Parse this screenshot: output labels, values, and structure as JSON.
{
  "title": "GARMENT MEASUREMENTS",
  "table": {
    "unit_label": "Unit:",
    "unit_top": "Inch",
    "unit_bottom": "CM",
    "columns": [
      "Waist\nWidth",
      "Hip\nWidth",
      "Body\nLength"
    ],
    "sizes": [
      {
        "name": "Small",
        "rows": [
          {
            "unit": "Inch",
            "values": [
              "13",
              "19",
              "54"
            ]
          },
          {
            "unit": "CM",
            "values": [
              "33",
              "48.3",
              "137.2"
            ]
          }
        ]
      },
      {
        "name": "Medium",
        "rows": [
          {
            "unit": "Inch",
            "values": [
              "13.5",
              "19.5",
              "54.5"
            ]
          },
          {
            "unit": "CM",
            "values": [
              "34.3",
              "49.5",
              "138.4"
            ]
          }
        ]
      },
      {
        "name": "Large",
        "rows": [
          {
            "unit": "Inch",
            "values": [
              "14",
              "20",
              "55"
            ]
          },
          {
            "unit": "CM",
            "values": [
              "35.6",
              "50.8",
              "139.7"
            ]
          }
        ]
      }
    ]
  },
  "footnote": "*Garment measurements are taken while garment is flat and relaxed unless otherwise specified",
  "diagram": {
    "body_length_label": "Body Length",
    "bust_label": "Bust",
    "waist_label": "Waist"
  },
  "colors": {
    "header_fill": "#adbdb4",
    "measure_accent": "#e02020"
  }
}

——————————

- [Goal of the exercise] Copy the data above in full, character for character.

- [Response to this task]
Parse this screenshot: output labels, values, and structure as JSON.
{
  "title": "GARMENT MEASUREMENTS",
  "table": {
    "unit_label": "Unit:",
    "unit_top": "Inch",
    "unit_bottom": "CM",
    "columns": [
      "Waist\nWidth",
      "Hip\nWidth",
      "Body\nLength"
    ],
    "sizes": [
      {
        "name": "Small",
        "rows": [
          {
            "unit": "Inch",
            "values": [
              "13",
              "19",
              "54"
            ]
          },
          {
            "unit": "CM",
            "values": [
              "33",
              "48.3",
              "137.2"
            ]
          }
        ]
      },
      {
        "name": "Medium",
        "rows": [
          {
            "unit": "Inch",
            "values": [
              "13.5",
              "19.5",
              "54.5"
            ]
          },
          {
            "unit": "CM",
            "values": [
              "34.3",
              "49.5",
              "138.4"
            ]
          }
        ]
      },
      {
        "name": "Large",
        "rows": [
          {
            "unit": "Inch",
            "values": [
              "14",
              "20",
              "55"
            ]
          },
          {
            "unit": "CM",
            "values": [
              "35.6",
              "50.8",
              "139.7"
            ]
          }
        ]
      }
    ]
  },
  "footnote": "*Garment measurements are taken while garment is flat and relaxed unless otherwise specified",
  "diagram": {
    "body_length_label": "Body Length",
    "bust_label": "Bust",
    "waist_label": "Waist"
  },
  "colors": {
    "header_fill": "#adbdb4",
    "measure_accent": "#e02020"
  }
}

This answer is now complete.